From the listing below, extract each line containing the string "activated".

[EXTRACTED MATERIAL — start]

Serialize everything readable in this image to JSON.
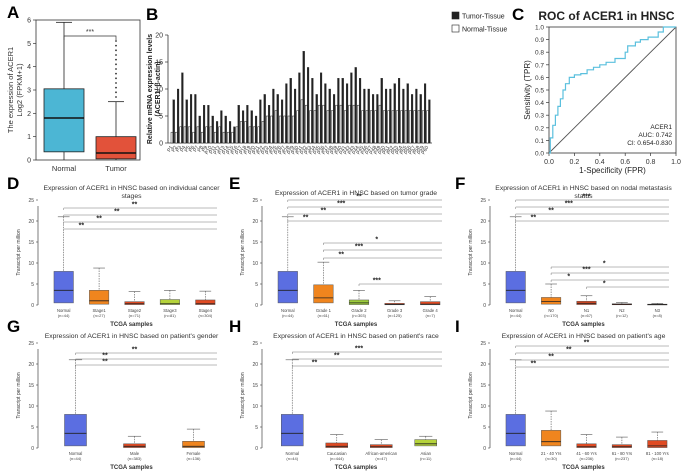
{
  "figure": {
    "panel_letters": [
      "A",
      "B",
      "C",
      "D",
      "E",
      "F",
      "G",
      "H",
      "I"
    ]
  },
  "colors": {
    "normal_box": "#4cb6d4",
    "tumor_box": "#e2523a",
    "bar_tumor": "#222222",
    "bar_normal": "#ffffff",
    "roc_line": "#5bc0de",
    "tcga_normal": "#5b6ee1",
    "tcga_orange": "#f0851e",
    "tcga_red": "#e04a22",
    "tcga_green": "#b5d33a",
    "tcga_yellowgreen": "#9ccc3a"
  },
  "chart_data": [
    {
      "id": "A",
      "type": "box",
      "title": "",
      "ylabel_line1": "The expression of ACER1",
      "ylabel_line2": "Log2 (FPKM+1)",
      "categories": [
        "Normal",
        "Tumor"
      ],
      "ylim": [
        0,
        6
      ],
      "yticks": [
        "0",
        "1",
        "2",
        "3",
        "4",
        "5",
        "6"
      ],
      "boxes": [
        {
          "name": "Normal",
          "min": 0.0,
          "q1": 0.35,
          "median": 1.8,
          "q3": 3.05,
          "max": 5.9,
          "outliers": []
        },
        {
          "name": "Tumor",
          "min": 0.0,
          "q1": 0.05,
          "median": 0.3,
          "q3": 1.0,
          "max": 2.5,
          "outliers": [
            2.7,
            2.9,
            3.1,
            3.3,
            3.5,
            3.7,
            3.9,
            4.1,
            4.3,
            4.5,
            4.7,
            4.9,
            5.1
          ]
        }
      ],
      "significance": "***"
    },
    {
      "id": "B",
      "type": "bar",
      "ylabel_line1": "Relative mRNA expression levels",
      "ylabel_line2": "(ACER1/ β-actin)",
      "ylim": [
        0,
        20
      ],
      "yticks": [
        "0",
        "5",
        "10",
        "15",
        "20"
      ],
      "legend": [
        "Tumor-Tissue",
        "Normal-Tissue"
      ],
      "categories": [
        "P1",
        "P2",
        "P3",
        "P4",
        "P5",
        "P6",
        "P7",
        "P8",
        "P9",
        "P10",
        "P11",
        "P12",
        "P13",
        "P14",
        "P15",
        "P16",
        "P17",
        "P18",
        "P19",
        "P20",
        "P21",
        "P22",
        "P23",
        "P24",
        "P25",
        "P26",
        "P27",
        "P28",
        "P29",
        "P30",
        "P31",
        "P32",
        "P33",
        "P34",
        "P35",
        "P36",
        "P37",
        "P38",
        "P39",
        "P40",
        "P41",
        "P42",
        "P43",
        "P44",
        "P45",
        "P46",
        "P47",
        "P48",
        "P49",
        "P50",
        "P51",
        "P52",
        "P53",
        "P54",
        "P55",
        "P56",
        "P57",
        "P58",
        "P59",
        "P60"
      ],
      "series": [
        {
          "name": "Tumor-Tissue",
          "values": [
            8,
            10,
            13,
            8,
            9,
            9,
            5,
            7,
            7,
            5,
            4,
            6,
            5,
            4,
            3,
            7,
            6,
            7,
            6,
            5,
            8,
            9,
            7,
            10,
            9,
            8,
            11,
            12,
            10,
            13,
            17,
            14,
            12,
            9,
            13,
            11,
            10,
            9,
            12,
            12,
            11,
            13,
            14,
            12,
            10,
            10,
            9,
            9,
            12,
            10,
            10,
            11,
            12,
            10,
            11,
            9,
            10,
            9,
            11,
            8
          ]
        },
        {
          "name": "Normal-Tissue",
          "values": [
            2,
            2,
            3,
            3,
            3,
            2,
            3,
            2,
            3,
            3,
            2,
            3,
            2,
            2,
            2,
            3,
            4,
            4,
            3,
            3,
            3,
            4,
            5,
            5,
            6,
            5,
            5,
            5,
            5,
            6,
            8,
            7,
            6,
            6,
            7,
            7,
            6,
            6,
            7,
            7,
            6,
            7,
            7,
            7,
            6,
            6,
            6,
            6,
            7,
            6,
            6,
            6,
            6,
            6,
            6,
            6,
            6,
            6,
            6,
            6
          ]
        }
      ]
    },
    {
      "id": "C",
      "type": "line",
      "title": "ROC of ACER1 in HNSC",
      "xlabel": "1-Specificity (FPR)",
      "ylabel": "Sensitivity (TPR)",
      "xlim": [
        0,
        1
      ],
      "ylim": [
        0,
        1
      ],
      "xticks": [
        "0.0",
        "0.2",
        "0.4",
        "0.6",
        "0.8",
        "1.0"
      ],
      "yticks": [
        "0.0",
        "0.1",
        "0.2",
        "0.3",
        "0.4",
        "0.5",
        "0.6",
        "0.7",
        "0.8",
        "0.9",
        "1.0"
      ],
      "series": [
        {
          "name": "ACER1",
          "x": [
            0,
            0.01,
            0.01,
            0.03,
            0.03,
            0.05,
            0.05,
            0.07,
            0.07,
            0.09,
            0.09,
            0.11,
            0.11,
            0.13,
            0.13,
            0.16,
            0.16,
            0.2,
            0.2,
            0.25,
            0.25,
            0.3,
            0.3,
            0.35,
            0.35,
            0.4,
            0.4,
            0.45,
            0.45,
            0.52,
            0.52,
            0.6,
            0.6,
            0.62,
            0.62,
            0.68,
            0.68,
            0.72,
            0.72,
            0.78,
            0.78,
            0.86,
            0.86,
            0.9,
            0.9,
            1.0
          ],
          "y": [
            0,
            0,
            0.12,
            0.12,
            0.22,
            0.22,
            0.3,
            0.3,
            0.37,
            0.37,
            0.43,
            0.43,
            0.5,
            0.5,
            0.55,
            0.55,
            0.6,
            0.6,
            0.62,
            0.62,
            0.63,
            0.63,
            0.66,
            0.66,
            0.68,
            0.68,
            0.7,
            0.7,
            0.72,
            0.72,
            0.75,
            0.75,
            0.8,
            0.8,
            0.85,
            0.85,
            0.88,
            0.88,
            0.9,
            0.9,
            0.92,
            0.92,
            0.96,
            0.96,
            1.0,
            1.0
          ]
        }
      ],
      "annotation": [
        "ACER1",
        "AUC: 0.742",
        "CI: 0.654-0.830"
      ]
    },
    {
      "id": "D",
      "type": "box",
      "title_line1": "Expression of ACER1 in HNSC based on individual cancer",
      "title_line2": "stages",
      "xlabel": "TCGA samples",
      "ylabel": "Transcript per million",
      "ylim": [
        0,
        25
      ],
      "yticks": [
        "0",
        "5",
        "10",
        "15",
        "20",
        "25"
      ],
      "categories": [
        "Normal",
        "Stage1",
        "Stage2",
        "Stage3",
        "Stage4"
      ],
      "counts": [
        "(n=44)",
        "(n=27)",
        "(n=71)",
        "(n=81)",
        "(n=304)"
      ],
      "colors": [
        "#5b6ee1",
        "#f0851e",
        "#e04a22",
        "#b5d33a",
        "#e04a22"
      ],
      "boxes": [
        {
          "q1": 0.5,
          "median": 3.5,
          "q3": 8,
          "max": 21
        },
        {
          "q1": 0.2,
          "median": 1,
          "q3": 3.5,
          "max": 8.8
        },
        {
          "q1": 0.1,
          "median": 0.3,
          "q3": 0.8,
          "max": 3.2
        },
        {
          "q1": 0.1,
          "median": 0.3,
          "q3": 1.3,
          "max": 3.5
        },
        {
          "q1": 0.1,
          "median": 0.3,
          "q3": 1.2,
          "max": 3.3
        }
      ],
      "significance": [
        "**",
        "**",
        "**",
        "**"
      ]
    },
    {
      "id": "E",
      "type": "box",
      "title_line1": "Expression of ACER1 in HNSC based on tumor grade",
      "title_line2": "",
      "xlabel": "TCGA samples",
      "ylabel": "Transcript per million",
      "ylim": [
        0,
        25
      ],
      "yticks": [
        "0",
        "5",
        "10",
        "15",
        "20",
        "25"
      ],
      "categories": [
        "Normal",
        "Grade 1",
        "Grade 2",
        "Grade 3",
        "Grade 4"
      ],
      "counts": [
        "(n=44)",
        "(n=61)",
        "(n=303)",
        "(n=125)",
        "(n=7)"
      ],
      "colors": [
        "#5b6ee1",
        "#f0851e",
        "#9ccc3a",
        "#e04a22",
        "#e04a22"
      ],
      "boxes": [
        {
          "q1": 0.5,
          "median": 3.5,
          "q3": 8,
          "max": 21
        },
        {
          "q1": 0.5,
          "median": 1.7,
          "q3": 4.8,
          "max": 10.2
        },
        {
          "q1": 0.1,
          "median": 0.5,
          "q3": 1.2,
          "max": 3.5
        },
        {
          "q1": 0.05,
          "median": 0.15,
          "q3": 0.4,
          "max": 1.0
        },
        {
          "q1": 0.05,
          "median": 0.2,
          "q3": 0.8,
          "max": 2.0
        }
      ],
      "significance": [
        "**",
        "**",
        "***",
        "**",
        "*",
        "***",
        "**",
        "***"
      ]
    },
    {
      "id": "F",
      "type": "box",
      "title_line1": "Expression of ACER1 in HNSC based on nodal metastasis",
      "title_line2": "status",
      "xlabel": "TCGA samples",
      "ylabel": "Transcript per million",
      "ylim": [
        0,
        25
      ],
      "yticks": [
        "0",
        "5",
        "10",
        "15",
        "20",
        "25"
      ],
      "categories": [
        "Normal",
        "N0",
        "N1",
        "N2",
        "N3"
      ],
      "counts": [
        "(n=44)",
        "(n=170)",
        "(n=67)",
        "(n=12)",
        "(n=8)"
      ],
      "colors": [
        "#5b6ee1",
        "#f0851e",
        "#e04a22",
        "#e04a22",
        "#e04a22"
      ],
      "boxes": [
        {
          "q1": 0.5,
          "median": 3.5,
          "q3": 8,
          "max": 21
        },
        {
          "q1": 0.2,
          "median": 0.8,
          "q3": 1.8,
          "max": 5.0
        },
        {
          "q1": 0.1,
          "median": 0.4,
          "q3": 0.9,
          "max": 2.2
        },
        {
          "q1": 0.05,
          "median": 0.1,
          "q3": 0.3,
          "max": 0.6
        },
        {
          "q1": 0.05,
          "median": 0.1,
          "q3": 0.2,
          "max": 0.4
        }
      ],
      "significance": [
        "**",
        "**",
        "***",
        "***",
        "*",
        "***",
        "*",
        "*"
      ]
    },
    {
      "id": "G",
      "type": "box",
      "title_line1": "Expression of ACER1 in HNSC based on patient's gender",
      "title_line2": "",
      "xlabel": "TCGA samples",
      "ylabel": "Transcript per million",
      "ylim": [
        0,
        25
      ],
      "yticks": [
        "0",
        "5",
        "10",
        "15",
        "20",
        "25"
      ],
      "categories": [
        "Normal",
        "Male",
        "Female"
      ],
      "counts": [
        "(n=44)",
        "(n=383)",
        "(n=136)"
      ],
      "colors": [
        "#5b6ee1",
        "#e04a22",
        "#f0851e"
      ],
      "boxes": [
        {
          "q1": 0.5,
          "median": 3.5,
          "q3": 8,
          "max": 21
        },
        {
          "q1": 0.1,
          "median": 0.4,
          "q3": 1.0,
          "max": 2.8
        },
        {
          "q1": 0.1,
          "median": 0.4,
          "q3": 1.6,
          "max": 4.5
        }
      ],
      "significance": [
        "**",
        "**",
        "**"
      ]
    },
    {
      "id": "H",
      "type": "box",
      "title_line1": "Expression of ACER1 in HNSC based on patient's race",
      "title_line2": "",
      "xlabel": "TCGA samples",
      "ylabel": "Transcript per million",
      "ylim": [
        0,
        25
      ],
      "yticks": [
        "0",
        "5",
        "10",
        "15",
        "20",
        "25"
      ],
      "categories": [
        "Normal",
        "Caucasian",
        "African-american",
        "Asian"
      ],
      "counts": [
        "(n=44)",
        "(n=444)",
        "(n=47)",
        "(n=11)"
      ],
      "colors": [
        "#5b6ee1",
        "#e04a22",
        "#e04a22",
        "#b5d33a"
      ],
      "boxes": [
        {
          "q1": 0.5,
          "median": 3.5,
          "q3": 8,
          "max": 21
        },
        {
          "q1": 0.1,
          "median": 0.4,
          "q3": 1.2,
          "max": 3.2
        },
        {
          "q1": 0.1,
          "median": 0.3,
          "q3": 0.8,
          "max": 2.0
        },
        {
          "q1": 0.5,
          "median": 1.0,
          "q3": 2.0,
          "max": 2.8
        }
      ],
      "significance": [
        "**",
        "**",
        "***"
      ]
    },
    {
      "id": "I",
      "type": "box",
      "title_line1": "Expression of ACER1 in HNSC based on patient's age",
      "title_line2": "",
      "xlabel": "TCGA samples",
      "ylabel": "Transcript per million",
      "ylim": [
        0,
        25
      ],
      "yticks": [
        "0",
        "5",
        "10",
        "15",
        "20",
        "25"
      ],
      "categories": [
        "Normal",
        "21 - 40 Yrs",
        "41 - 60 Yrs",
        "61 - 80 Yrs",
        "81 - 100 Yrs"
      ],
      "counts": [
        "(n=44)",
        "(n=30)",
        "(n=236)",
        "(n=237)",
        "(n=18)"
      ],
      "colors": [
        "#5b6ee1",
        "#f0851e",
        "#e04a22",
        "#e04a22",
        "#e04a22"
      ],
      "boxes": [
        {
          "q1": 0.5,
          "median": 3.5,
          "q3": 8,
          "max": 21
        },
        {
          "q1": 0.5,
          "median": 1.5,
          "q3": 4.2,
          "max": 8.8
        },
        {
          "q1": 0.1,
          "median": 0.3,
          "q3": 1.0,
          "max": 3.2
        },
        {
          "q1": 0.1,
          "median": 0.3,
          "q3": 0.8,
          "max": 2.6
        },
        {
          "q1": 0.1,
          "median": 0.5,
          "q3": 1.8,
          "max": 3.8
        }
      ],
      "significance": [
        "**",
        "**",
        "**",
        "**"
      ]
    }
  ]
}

[EXTRACTED MATERIAL — finish]
[EXTRACTED MATERIAL — start]

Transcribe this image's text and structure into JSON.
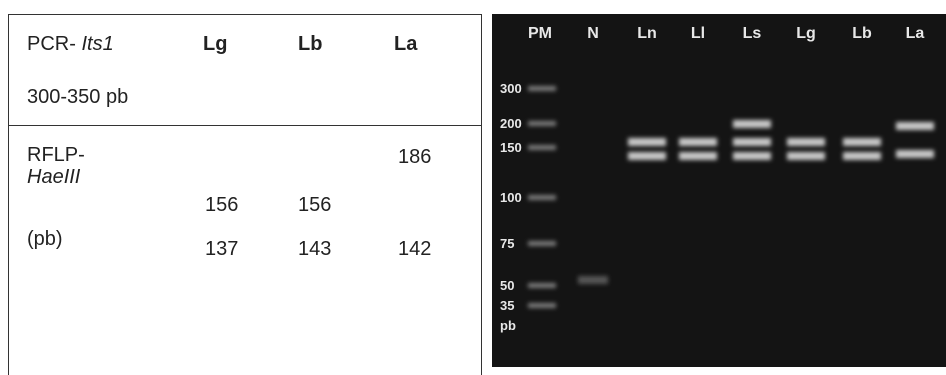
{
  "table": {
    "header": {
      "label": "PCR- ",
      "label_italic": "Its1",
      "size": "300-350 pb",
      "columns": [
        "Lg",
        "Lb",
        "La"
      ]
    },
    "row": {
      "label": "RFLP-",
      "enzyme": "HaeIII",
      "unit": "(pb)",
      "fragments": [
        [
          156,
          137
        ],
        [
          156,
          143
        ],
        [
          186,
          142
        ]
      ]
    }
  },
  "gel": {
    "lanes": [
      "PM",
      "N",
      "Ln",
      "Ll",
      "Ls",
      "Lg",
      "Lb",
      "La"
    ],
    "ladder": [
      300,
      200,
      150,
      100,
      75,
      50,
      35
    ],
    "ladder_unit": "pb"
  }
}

[EXTRACTED MATERIAL — finish]
[EXTRACTED MATERIAL — start]

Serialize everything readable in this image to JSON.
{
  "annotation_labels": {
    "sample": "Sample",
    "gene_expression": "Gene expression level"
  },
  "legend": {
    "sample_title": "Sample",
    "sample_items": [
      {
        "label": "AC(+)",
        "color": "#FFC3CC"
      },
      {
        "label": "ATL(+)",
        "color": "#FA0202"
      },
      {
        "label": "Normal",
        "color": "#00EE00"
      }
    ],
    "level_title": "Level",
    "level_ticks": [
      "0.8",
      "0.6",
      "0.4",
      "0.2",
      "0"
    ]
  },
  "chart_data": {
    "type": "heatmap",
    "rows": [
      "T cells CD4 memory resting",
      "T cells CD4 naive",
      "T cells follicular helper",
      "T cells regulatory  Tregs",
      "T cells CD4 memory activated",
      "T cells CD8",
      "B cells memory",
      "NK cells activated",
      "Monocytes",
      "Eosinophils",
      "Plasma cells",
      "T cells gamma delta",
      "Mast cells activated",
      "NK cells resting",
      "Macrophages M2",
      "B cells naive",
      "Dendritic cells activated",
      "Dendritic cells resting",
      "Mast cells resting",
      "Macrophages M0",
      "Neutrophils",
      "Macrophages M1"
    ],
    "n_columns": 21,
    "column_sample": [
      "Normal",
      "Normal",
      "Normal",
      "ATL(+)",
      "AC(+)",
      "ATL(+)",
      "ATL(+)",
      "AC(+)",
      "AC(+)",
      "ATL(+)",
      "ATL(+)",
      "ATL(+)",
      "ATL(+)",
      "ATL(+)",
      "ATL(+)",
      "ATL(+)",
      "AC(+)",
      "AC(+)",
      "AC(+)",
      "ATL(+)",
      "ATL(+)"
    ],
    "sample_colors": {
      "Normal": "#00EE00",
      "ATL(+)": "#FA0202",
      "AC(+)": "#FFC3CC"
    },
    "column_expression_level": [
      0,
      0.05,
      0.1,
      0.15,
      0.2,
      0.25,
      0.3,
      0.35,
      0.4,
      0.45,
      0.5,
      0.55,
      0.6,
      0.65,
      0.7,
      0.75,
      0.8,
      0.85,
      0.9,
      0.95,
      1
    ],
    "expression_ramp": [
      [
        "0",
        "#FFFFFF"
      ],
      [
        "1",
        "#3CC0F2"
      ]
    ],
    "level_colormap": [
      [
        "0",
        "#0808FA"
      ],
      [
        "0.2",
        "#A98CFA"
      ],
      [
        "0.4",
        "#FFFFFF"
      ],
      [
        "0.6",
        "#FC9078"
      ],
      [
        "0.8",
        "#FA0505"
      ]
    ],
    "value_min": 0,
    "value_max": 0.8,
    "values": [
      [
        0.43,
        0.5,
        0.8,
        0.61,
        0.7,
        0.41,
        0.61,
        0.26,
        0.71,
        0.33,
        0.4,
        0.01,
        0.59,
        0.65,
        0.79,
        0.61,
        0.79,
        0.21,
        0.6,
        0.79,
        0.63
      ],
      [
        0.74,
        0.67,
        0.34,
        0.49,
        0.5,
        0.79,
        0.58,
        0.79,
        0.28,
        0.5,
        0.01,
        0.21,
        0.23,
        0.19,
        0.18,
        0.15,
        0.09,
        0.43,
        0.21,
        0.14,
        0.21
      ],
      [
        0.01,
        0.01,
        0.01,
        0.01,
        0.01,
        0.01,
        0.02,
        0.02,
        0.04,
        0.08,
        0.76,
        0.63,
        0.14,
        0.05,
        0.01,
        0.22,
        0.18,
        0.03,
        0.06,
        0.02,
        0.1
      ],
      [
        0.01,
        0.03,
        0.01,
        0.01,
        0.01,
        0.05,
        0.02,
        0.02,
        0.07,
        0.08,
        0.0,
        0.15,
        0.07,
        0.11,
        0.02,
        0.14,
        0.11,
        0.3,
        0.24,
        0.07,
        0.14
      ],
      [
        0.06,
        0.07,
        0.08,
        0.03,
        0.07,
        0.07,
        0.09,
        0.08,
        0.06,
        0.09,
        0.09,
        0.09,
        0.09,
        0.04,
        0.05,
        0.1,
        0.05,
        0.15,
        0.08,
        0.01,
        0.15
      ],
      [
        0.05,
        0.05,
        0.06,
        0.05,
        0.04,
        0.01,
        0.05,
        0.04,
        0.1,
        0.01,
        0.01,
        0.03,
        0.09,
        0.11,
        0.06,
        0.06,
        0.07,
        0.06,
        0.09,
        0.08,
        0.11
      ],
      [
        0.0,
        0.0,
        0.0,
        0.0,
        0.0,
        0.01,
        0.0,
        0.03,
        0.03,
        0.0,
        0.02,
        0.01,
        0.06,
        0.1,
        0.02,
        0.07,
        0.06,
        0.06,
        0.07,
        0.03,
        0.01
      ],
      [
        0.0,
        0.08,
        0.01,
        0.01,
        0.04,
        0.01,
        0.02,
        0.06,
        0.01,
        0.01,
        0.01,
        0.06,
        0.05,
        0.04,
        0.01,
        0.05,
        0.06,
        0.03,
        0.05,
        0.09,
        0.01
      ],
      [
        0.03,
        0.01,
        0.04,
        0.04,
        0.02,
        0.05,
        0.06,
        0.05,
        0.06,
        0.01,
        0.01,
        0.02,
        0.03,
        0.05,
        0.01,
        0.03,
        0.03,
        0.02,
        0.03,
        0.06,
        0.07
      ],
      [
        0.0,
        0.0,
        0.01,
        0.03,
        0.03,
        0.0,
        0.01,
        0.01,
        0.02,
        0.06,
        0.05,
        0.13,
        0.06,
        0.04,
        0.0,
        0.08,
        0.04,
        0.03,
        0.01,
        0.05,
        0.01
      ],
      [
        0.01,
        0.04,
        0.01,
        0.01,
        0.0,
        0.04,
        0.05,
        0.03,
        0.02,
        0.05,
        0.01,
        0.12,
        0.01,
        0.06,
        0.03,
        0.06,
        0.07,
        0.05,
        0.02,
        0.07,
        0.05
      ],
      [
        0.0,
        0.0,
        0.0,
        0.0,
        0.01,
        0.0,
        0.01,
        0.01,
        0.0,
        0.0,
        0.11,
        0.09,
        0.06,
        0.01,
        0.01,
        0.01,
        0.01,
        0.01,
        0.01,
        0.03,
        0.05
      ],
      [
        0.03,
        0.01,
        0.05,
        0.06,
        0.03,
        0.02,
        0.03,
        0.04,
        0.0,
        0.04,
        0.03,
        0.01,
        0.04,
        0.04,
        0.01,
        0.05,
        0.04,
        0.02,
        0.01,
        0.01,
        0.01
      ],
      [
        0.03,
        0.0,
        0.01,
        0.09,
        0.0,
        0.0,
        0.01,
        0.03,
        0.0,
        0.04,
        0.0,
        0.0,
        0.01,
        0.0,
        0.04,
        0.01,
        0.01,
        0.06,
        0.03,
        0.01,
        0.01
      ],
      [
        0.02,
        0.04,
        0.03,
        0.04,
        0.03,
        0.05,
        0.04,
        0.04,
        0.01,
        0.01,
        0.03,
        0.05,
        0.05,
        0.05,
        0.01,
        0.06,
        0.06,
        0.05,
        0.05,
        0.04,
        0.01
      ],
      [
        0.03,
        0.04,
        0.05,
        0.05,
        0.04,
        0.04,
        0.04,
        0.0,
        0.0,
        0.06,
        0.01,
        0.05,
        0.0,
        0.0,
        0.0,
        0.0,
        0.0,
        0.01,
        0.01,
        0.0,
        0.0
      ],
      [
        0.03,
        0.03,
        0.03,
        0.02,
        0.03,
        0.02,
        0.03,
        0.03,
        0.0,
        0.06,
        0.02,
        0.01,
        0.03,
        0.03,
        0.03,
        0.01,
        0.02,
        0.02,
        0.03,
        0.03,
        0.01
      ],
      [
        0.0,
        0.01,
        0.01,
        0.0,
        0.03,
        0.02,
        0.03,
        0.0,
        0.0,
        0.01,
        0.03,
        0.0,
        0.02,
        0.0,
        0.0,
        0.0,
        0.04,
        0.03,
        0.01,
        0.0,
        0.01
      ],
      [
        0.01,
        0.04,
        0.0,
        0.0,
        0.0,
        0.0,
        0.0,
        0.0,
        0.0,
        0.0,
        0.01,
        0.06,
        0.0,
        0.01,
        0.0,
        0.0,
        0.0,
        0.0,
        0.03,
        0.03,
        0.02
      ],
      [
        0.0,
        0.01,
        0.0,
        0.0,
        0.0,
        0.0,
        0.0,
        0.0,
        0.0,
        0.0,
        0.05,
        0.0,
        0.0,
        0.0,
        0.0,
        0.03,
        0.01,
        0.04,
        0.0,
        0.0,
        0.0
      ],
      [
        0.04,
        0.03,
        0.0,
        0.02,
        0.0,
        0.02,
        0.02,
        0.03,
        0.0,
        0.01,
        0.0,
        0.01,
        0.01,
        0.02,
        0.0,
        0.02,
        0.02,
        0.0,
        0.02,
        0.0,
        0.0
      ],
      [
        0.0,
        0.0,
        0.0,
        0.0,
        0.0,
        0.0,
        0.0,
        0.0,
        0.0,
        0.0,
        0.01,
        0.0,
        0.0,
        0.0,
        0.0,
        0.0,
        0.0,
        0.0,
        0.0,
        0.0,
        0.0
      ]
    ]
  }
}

[EXTRACTED MATERIAL — finish]

WRITTEN SOLUTION >>
      "T cells CD4 memory activated",
      "NK cells activated",
      "Mast cells activated",
      "Dendritic cells activated",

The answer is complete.